=== Recorded information ===
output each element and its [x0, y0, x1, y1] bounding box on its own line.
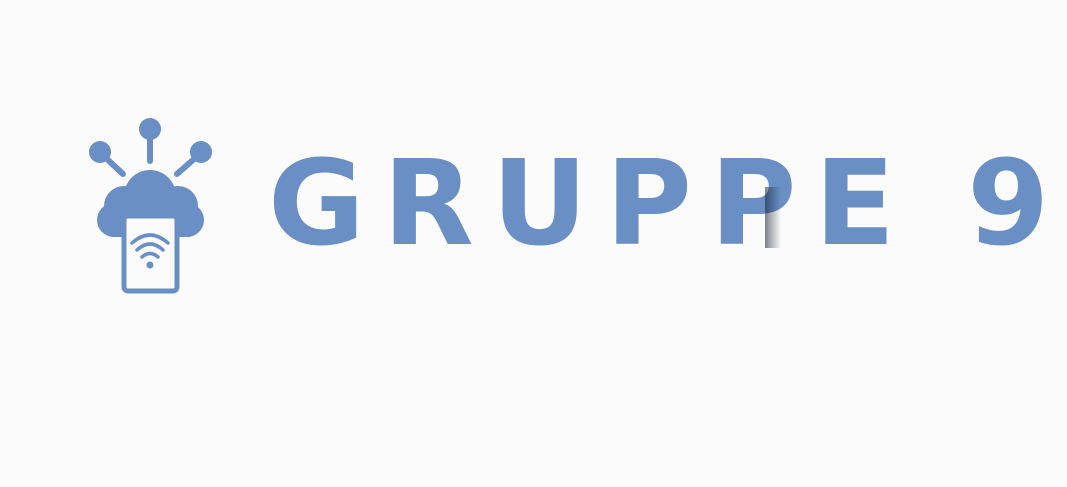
brand-number: 9 [967, 134, 1067, 272]
cloud-tablet-wifi-icon [89, 118, 212, 294]
brand-word: GRUPPE [268, 134, 914, 272]
brand-wordmark: GRUPPE 9 [268, 134, 1067, 272]
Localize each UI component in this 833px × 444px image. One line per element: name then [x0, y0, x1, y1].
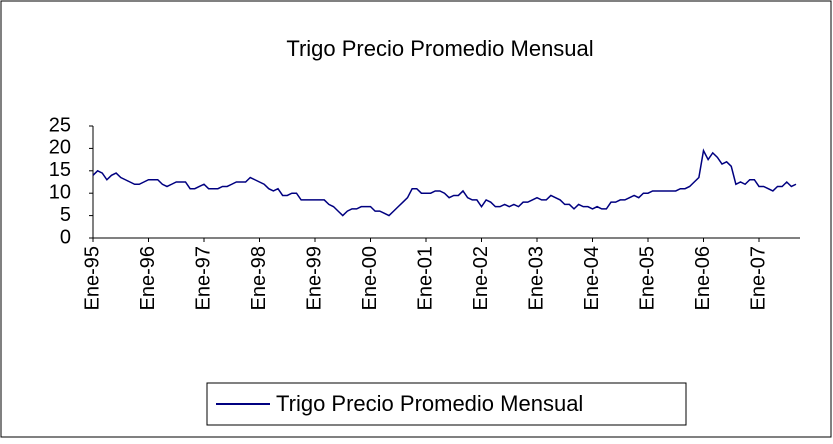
===
Copy all the lines above word for word, but leave the pictures out.

= Exercise result =
output each element and its [x0, y0, x1, y1] bounding box on its own line.
brand-number: 9 [967, 134, 1067, 272]
cloud-tablet-wifi-icon [89, 118, 212, 294]
brand-word: GRUPPE [268, 134, 914, 272]
brand-wordmark: GRUPPE 9 [268, 134, 1067, 272]
Localize each UI component in this 833px × 444px image. One line per element: name then [x0, y0, x1, y1].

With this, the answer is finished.